(Records excerpted from a collection)
· · · ·
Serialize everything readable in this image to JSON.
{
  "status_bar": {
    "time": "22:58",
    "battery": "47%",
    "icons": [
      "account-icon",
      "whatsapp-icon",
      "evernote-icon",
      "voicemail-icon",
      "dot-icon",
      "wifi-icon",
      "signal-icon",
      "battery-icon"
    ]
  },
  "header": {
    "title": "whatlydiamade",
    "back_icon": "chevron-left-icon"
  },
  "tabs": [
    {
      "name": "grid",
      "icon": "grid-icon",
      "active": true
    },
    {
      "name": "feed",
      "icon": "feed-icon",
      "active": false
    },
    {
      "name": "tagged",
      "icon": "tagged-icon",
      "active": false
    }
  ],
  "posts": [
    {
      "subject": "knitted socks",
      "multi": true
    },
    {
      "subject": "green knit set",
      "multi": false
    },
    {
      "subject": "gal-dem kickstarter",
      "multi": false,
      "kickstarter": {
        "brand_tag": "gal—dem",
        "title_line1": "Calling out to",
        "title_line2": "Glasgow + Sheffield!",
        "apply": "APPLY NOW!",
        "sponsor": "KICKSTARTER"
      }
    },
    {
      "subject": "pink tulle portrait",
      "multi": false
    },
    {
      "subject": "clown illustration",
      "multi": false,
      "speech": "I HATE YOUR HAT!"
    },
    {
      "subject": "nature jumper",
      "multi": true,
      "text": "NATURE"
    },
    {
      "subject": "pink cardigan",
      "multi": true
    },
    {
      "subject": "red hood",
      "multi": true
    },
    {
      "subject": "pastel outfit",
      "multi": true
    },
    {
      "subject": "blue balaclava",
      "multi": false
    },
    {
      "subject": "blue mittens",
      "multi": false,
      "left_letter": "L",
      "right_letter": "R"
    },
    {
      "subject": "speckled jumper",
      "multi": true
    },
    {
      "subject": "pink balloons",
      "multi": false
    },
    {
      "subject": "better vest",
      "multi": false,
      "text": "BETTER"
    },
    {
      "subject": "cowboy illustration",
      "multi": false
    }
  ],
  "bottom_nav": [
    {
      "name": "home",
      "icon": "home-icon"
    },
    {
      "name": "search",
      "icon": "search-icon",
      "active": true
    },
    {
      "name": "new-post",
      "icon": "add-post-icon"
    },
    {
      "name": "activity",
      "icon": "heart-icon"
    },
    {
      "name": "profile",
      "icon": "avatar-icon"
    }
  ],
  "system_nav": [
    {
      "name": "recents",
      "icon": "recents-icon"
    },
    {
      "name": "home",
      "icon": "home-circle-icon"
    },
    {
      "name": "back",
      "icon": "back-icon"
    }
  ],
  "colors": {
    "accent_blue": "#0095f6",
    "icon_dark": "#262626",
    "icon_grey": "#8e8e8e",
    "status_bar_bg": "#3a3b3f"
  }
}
· · · ·
Your task is to output the full set of records exactly as presented.

Serialize everything readable in this image to JSON.
{
  "status_bar": {
    "time": "22:58",
    "battery": "47%",
    "icons": [
      "account-icon",
      "whatsapp-icon",
      "evernote-icon",
      "voicemail-icon",
      "dot-icon",
      "wifi-icon",
      "signal-icon",
      "battery-icon"
    ]
  },
  "header": {
    "title": "whatlydiamade",
    "back_icon": "chevron-left-icon"
  },
  "tabs": [
    {
      "name": "grid",
      "icon": "grid-icon",
      "active": true
    },
    {
      "name": "feed",
      "icon": "feed-icon",
      "active": false
    },
    {
      "name": "tagged",
      "icon": "tagged-icon",
      "active": false
    }
  ],
  "posts": [
    {
      "subject": "knitted socks",
      "multi": true
    },
    {
      "subject": "green knit set",
      "multi": false
    },
    {
      "subject": "gal-dem kickstarter",
      "multi": false,
      "kickstarter": {
        "brand_tag": "gal—dem",
        "title_line1": "Calling out to",
        "title_line2": "Glasgow + Sheffield!",
        "apply": "APPLY NOW!",
        "sponsor": "KICKSTARTER"
      }
    },
    {
      "subject": "pink tulle portrait",
      "multi": false
    },
    {
      "subject": "clown illustration",
      "multi": false,
      "speech": "I HATE YOUR HAT!"
    },
    {
      "subject": "nature jumper",
      "multi": true,
      "text": "NATURE"
    },
    {
      "subject": "pink cardigan",
      "multi": true
    },
    {
      "subject": "red hood",
      "multi": true
    },
    {
      "subject": "pastel outfit",
      "multi": true
    },
    {
      "subject": "blue balaclava",
      "multi": false
    },
    {
      "subject": "blue mittens",
      "multi": false,
      "left_letter": "L",
      "right_letter": "R"
    },
    {
      "subject": "speckled jumper",
      "multi": true
    },
    {
      "subject": "pink balloons",
      "multi": false
    },
    {
      "subject": "better vest",
      "multi": false,
      "text": "BETTER"
    },
    {
      "subject": "cowboy illustration",
      "multi": false
    }
  ],
  "bottom_nav": [
    {
      "name": "home",
      "icon": "home-icon"
    },
    {
      "name": "search",
      "icon": "search-icon",
      "active": true
    },
    {
      "name": "new-post",
      "icon": "add-post-icon"
    },
    {
      "name": "activity",
      "icon": "heart-icon"
    },
    {
      "name": "profile",
      "icon": "avatar-icon"
    }
  ],
  "system_nav": [
    {
      "name": "recents",
      "icon": "recents-icon"
    },
    {
      "name": "home",
      "icon": "home-circle-icon"
    },
    {
      "name": "back",
      "icon": "back-icon"
    }
  ],
  "colors": {
    "accent_blue": "#0095f6",
    "icon_dark": "#262626",
    "icon_grey": "#8e8e8e",
    "status_bar_bg": "#3a3b3f"
  }
}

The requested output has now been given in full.